◆ To do ◆
Find every line in the records below that holds the word "panel", and copy it out.

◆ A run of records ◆
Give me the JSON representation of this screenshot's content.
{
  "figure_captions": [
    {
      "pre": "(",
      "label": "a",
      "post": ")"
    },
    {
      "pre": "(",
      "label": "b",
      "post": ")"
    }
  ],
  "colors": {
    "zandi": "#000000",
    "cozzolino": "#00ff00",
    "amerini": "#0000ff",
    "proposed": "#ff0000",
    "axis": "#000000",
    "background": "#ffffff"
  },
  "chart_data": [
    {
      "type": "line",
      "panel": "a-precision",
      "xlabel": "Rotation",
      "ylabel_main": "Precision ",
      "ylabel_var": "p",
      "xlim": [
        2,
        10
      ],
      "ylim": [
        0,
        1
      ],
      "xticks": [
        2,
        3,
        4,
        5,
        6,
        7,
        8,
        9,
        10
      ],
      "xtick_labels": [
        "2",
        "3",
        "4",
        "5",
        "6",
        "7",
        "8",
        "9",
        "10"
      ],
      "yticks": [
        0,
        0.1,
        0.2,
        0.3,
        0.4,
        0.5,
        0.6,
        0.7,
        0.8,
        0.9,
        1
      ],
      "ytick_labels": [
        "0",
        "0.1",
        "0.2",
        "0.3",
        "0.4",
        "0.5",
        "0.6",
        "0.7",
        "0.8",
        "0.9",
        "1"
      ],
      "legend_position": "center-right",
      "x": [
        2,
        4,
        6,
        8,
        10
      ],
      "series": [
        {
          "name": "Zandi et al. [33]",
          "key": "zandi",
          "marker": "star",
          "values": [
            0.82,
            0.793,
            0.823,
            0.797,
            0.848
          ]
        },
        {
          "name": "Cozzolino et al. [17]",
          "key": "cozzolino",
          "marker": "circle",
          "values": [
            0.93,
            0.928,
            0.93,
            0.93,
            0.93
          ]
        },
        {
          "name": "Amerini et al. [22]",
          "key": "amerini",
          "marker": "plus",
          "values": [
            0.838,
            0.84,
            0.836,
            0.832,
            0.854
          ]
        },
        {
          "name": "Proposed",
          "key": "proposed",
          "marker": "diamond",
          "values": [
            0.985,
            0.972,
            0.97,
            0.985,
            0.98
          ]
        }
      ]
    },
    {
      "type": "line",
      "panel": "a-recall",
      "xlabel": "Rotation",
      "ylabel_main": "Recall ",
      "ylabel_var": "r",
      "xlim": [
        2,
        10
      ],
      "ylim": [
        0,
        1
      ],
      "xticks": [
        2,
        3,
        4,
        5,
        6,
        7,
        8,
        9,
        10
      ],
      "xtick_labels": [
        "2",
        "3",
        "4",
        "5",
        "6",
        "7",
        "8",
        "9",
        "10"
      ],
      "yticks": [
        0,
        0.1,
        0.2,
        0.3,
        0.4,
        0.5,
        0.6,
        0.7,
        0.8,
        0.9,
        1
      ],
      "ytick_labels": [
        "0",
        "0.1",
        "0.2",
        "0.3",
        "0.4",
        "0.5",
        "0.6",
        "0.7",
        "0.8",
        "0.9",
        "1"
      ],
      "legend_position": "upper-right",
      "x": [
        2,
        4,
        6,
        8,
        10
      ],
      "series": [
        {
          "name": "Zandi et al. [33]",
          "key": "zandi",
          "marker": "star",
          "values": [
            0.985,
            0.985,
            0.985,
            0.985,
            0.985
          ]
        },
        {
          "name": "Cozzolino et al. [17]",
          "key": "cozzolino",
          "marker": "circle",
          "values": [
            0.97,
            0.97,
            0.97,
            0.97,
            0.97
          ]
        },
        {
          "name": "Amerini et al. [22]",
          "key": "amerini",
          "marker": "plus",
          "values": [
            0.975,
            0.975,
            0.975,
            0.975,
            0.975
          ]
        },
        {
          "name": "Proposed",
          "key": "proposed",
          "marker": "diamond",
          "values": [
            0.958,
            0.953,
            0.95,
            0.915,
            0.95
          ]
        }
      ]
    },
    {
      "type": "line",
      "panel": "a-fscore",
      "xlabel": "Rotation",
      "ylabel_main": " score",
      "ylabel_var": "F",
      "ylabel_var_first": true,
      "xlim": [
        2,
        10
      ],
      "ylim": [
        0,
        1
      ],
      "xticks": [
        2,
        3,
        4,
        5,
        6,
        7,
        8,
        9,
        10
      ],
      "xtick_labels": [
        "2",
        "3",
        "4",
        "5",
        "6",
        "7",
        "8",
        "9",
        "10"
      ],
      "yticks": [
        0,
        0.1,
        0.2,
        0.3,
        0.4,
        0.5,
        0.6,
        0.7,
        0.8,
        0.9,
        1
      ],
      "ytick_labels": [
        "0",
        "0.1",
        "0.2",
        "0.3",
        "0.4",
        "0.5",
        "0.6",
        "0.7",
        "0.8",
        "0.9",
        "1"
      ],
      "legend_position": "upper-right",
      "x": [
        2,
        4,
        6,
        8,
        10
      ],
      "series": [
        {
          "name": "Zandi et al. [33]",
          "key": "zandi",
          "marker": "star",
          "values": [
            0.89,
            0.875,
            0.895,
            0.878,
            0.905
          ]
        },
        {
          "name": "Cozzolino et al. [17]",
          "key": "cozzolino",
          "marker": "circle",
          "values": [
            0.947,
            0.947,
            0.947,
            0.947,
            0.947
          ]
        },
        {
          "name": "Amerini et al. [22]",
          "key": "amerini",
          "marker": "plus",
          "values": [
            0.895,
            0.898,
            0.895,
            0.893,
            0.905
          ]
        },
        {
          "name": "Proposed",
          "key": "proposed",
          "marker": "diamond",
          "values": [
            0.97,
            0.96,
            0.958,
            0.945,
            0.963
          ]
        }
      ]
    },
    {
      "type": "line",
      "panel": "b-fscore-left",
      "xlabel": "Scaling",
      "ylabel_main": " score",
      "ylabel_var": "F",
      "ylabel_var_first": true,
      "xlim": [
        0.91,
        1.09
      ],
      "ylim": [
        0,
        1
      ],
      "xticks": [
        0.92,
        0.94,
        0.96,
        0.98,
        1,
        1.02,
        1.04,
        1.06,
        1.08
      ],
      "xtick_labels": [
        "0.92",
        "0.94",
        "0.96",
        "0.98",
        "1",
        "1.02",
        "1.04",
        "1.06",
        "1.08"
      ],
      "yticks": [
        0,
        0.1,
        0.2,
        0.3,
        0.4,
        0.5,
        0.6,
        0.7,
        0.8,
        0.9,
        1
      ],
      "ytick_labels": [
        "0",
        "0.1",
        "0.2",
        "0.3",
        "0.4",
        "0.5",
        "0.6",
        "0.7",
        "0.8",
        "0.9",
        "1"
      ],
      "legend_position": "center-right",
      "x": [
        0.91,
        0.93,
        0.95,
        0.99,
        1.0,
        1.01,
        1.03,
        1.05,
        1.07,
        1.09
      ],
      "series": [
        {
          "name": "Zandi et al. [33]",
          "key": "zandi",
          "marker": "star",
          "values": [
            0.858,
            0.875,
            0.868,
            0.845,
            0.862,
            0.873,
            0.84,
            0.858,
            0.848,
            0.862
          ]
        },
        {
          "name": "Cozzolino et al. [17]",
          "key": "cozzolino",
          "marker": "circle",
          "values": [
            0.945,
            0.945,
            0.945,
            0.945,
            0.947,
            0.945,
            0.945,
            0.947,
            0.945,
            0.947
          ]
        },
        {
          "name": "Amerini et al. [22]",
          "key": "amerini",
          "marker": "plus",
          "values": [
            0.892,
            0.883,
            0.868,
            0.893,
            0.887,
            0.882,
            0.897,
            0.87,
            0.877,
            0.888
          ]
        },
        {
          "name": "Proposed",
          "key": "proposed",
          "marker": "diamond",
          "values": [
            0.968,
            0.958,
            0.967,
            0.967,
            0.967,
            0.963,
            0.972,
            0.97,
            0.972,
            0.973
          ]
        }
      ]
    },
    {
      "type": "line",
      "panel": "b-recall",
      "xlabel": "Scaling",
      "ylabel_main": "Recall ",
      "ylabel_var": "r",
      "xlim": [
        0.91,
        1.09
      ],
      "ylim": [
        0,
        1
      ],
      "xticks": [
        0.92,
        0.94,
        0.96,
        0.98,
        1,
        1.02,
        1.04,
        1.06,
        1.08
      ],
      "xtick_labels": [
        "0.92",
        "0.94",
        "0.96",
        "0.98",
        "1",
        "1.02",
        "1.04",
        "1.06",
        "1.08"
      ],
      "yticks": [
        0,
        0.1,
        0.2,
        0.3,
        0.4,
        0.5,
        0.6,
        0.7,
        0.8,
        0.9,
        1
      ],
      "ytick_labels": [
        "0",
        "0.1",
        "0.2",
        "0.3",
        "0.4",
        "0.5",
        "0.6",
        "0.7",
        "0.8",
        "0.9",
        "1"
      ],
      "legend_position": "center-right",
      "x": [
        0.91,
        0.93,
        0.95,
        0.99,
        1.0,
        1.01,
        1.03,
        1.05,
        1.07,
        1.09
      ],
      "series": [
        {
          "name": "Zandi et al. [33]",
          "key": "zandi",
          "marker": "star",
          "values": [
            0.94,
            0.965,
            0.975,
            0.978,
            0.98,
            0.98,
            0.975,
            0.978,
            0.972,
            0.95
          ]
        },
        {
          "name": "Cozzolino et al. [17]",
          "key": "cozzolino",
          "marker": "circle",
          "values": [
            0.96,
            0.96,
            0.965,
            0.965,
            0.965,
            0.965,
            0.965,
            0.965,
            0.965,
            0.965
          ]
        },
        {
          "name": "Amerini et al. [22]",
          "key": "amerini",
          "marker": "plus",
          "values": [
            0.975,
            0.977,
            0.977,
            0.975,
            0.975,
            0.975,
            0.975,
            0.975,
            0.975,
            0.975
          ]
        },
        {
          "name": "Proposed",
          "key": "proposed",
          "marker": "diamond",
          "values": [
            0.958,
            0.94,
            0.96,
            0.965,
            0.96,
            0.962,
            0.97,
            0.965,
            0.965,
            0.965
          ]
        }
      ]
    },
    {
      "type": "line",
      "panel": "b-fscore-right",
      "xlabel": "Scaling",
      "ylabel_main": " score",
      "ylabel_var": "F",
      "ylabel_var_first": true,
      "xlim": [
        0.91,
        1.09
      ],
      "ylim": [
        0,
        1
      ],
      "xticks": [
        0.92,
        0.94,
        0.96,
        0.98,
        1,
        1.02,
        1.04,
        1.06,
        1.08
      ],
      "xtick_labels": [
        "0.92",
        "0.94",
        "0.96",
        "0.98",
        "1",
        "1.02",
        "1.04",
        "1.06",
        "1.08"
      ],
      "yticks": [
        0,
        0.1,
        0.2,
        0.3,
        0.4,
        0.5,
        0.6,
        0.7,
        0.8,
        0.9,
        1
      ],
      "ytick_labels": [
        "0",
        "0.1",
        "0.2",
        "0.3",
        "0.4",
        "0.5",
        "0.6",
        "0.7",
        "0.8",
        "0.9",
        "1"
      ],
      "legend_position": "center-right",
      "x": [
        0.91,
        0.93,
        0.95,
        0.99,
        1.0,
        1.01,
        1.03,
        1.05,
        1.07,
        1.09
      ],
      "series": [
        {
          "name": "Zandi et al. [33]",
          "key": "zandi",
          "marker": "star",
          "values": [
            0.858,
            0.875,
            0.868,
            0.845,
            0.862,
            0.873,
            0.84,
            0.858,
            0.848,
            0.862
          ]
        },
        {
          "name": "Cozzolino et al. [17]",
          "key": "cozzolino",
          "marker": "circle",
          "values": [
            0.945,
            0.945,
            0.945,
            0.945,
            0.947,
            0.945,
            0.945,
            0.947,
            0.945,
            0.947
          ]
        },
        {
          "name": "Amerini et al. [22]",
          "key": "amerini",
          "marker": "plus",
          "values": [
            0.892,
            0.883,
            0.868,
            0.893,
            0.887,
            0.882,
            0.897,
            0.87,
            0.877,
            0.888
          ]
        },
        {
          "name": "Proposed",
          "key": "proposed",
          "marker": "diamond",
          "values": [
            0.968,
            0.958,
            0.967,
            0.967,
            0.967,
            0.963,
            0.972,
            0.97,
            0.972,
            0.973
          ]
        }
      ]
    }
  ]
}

◆ Written response ◆
      "panel": "a-precision",
      "panel": "a-recall",
      "panel": "a-fscore",
      "panel": "b-fscore-left",
      "panel": "b-recall",
      "panel": "b-fscore-right",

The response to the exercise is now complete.